Exercise description
What follows is a block of records; reproduce all of it verbatim.

Records for this task
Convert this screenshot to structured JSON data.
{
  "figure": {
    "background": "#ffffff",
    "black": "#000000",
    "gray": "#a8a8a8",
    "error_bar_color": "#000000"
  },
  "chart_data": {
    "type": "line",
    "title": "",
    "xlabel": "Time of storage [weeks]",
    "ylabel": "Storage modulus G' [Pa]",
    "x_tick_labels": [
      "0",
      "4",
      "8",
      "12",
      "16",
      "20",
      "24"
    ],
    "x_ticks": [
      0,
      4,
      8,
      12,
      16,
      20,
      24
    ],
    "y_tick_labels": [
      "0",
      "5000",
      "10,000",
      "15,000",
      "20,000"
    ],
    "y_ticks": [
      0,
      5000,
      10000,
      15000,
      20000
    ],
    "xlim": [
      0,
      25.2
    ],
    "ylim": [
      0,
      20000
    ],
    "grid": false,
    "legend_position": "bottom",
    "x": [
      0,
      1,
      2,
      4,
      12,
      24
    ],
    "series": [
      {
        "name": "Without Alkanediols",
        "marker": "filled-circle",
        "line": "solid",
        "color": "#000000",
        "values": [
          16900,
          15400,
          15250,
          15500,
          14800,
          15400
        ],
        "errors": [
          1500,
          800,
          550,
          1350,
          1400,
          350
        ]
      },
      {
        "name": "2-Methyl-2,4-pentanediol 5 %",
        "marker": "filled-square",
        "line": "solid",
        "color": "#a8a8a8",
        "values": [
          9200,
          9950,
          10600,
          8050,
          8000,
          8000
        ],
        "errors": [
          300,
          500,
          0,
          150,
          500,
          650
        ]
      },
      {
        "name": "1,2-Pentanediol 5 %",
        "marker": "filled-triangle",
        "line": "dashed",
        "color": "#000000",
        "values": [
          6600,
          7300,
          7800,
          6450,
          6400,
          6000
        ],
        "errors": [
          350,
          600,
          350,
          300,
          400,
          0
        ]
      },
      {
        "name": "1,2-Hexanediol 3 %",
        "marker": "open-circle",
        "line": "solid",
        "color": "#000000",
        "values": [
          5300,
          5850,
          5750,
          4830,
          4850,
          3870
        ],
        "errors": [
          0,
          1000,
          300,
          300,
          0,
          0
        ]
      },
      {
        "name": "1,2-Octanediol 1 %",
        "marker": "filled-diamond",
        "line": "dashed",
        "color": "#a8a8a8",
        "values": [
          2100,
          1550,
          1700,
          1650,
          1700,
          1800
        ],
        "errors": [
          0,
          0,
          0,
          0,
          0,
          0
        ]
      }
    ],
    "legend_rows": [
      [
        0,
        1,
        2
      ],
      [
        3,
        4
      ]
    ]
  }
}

Written response
Convert this screenshot to structured JSON data.
{
  "figure": {
    "background": "#ffffff",
    "black": "#000000",
    "gray": "#a8a8a8",
    "error_bar_color": "#000000"
  },
  "chart_data": {
    "type": "line",
    "title": "",
    "xlabel": "Time of storage [weeks]",
    "ylabel": "Storage modulus G' [Pa]",
    "x_tick_labels": [
      "0",
      "4",
      "8",
      "12",
      "16",
      "20",
      "24"
    ],
    "x_ticks": [
      0,
      4,
      8,
      12,
      16,
      20,
      24
    ],
    "y_tick_labels": [
      "0",
      "5000",
      "10,000",
      "15,000",
      "20,000"
    ],
    "y_ticks": [
      0,
      5000,
      10000,
      15000,
      20000
    ],
    "xlim": [
      0,
      25.2
    ],
    "ylim": [
      0,
      20000
    ],
    "grid": false,
    "legend_position": "bottom",
    "x": [
      0,
      1,
      2,
      4,
      12,
      24
    ],
    "series": [
      {
        "name": "Without Alkanediols",
        "marker": "filled-circle",
        "line": "solid",
        "color": "#000000",
        "values": [
          16900,
          15400,
          15250,
          15500,
          14800,
          15400
        ],
        "errors": [
          1500,
          800,
          550,
          1350,
          1400,
          350
        ]
      },
      {
        "name": "2-Methyl-2,4-pentanediol 5 %",
        "marker": "filled-square",
        "line": "solid",
        "color": "#a8a8a8",
        "values": [
          9200,
          9950,
          10600,
          8050,
          8000,
          8000
        ],
        "errors": [
          300,
          500,
          0,
          150,
          500,
          650
        ]
      },
      {
        "name": "1,2-Pentanediol 5 %",
        "marker": "filled-triangle",
        "line": "dashed",
        "color": "#000000",
        "values": [
          6600,
          7300,
          7800,
          6450,
          6400,
          6000
        ],
        "errors": [
          350,
          600,
          350,
          300,
          400,
          0
        ]
      },
      {
        "name": "1,2-Hexanediol 3 %",
        "marker": "open-circle",
        "line": "solid",
        "color": "#000000",
        "values": [
          5300,
          5850,
          5750,
          4830,
          4850,
          3870
        ],
        "errors": [
          0,
          1000,
          300,
          300,
          0,
          0
        ]
      },
      {
        "name": "1,2-Octanediol 1 %",
        "marker": "filled-diamond",
        "line": "dashed",
        "color": "#a8a8a8",
        "values": [
          2100,
          1550,
          1700,
          1650,
          1700,
          1800
        ],
        "errors": [
          0,
          0,
          0,
          0,
          0,
          0
        ]
      }
    ],
    "legend_rows": [
      [
        0,
        1,
        2
      ],
      [
        3,
        4
      ]
    ]
  }
}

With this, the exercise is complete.